Stored data entries:

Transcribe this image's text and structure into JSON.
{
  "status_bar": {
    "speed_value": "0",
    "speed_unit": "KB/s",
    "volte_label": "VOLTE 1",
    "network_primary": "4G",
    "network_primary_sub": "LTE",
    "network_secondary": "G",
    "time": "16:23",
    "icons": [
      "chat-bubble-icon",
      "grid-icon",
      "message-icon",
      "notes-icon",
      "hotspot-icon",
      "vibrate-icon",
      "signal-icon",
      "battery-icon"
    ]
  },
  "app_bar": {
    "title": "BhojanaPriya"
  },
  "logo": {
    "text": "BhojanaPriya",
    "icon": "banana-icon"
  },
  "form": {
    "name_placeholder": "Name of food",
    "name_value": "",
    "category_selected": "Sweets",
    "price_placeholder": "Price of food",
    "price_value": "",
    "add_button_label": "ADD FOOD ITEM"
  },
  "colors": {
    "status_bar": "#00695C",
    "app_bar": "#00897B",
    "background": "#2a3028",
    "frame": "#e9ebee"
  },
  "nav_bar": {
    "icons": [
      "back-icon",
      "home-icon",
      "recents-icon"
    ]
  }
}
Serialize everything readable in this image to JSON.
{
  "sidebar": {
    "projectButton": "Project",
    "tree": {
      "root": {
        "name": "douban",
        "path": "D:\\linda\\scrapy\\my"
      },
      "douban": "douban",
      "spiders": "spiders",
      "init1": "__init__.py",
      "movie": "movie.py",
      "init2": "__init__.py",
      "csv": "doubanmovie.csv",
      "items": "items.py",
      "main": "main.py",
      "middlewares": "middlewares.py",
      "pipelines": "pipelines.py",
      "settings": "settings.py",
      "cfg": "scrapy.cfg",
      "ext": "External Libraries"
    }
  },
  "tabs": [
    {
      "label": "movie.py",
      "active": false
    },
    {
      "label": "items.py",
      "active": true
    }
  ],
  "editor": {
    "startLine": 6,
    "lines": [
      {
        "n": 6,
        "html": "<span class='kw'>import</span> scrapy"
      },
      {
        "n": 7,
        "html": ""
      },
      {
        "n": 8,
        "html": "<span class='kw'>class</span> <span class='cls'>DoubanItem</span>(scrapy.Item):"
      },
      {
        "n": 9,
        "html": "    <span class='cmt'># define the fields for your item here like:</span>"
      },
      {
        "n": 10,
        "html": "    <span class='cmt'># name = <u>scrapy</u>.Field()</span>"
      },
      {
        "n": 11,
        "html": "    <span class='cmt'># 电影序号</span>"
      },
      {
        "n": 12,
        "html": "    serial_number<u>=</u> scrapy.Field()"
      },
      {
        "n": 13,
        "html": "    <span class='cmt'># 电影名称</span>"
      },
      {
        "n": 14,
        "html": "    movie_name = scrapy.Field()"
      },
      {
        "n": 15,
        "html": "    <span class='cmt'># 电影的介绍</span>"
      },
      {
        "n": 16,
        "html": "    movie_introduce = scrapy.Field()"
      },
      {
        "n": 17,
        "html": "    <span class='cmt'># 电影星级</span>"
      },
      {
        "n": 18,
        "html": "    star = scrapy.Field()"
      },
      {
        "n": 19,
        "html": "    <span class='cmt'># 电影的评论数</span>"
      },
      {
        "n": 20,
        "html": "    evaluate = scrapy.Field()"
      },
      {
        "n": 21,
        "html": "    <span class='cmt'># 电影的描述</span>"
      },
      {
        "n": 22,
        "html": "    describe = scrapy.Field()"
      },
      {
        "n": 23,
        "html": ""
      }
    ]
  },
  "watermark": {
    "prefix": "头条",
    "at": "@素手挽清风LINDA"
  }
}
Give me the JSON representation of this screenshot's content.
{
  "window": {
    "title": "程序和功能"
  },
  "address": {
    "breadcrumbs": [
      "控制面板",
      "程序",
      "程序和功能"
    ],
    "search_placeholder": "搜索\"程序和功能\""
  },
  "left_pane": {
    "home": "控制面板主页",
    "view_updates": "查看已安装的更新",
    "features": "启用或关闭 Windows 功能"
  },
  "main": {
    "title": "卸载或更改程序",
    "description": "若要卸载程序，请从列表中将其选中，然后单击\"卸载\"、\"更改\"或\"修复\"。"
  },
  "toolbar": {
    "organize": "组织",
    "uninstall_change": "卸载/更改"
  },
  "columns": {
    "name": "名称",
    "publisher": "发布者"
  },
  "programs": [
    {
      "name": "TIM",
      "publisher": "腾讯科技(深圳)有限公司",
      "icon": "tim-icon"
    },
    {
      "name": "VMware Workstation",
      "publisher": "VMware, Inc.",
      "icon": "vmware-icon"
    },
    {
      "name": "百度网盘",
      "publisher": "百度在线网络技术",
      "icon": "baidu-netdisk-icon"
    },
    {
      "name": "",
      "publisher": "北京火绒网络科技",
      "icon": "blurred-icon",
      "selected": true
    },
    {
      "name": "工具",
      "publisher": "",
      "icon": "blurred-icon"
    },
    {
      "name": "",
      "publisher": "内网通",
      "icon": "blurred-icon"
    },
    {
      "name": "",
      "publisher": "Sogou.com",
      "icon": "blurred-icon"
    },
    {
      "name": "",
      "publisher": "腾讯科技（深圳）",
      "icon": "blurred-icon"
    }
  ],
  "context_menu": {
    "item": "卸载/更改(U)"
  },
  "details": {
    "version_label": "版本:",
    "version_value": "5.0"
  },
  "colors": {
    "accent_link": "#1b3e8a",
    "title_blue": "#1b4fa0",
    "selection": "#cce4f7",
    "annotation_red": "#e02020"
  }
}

YOUR OBJECTIVE:
From the records above, extract every line exactly as it stands.

SOLUTION FOR THIS TASK:
Transcribe this image's text and structure into JSON.
{
  "status_bar": {
    "speed_value": "0",
    "speed_unit": "KB/s",
    "volte_label": "VOLTE 1",
    "network_primary": "4G",
    "network_primary_sub": "LTE",
    "network_secondary": "G",
    "time": "16:23",
    "icons": [
      "chat-bubble-icon",
      "grid-icon",
      "message-icon",
      "notes-icon",
      "hotspot-icon",
      "vibrate-icon",
      "signal-icon",
      "battery-icon"
    ]
  },
  "app_bar": {
    "title": "BhojanaPriya"
  },
  "logo": {
    "text": "BhojanaPriya",
    "icon": "banana-icon"
  },
  "form": {
    "name_placeholder": "Name of food",
    "name_value": "",
    "category_selected": "Sweets",
    "price_placeholder": "Price of food",
    "price_value": "",
    "add_button_label": "ADD FOOD ITEM"
  },
  "colors": {
    "status_bar": "#00695C",
    "app_bar": "#00897B",
    "background": "#2a3028",
    "frame": "#e9ebee"
  },
  "nav_bar": {
    "icons": [
      "back-icon",
      "home-icon",
      "recents-icon"
    ]
  }
}
Serialize everything readable in this image to JSON.
{
  "sidebar": {
    "projectButton": "Project",
    "tree": {
      "root": {
        "name": "douban",
        "path": "D:\\linda\\scrapy\\my"
      },
      "douban": "douban",
      "spiders": "spiders",
      "init1": "__init__.py",
      "movie": "movie.py",
      "init2": "__init__.py",
      "csv": "doubanmovie.csv",
      "items": "items.py",
      "main": "main.py",
      "middlewares": "middlewares.py",
      "pipelines": "pipelines.py",
      "settings": "settings.py",
      "cfg": "scrapy.cfg",
      "ext": "External Libraries"
    }
  },
  "tabs": [
    {
      "label": "movie.py",
      "active": false
    },
    {
      "label": "items.py",
      "active": true
    }
  ],
  "editor": {
    "startLine": 6,
    "lines": [
      {
        "n": 6,
        "html": "<span class='kw'>import</span> scrapy"
      },
      {
        "n": 7,
        "html": ""
      },
      {
        "n": 8,
        "html": "<span class='kw'>class</span> <span class='cls'>DoubanItem</span>(scrapy.Item):"
      },
      {
        "n": 9,
        "html": "    <span class='cmt'># define the fields for your item here like:</span>"
      },
      {
        "n": 10,
        "html": "    <span class='cmt'># name = <u>scrapy</u>.Field()</span>"
      },
      {
        "n": 11,
        "html": "    <span class='cmt'># 电影序号</span>"
      },
      {
        "n": 12,
        "html": "    serial_number<u>=</u> scrapy.Field()"
      },
      {
        "n": 13,
        "html": "    <span class='cmt'># 电影名称</span>"
      },
      {
        "n": 14,
        "html": "    movie_name = scrapy.Field()"
      },
      {
        "n": 15,
        "html": "    <span class='cmt'># 电影的介绍</span>"
      },
      {
        "n": 16,
        "html": "    movie_introduce = scrapy.Field()"
      },
      {
        "n": 17,
        "html": "    <span class='cmt'># 电影星级</span>"
      },
      {
        "n": 18,
        "html": "    star = scrapy.Field()"
      },
      {
        "n": 19,
        "html": "    <span class='cmt'># 电影的评论数</span>"
      },
      {
        "n": 20,
        "html": "    evaluate = scrapy.Field()"
      },
      {
        "n": 21,
        "html": "    <span class='cmt'># 电影的描述</span>"
      },
      {
        "n": 22,
        "html": "    describe = scrapy.Field()"
      },
      {
        "n": 23,
        "html": ""
      }
    ]
  },
  "watermark": {
    "prefix": "头条",
    "at": "@素手挽清风LINDA"
  }
}
Give me the JSON representation of this screenshot's content.
{
  "window": {
    "title": "程序和功能"
  },
  "address": {
    "breadcrumbs": [
      "控制面板",
      "程序",
      "程序和功能"
    ],
    "search_placeholder": "搜索\"程序和功能\""
  },
  "left_pane": {
    "home": "控制面板主页",
    "view_updates": "查看已安装的更新",
    "features": "启用或关闭 Windows 功能"
  },
  "main": {
    "title": "卸载或更改程序",
    "description": "若要卸载程序，请从列表中将其选中，然后单击\"卸载\"、\"更改\"或\"修复\"。"
  },
  "toolbar": {
    "organize": "组织",
    "uninstall_change": "卸载/更改"
  },
  "columns": {
    "name": "名称",
    "publisher": "发布者"
  },
  "programs": [
    {
      "name": "TIM",
      "publisher": "腾讯科技(深圳)有限公司",
      "icon": "tim-icon"
    },
    {
      "name": "VMware Workstation",
      "publisher": "VMware, Inc.",
      "icon": "vmware-icon"
    },
    {
      "name": "百度网盘",
      "publisher": "百度在线网络技术",
      "icon": "baidu-netdisk-icon"
    },
    {
      "name": "",
      "publisher": "北京火绒网络科技",
      "icon": "blurred-icon",
      "selected": true
    },
    {
      "name": "工具",
      "publisher": "",
      "icon": "blurred-icon"
    },
    {
      "name": "",
      "publisher": "内网通",
      "icon": "blurred-icon"
    },
    {
      "name": "",
      "publisher": "Sogou.com",
      "icon": "blurred-icon"
    },
    {
      "name": "",
      "publisher": "腾讯科技（深圳）",
      "icon": "blurred-icon"
    }
  ],
  "context_menu": {
    "item": "卸载/更改(U)"
  },
  "details": {
    "version_label": "版本:",
    "version_value": "5.0"
  },
  "colors": {
    "accent_link": "#1b3e8a",
    "title_blue": "#1b4fa0",
    "selection": "#cce4f7",
    "annotation_red": "#e02020"
  }
}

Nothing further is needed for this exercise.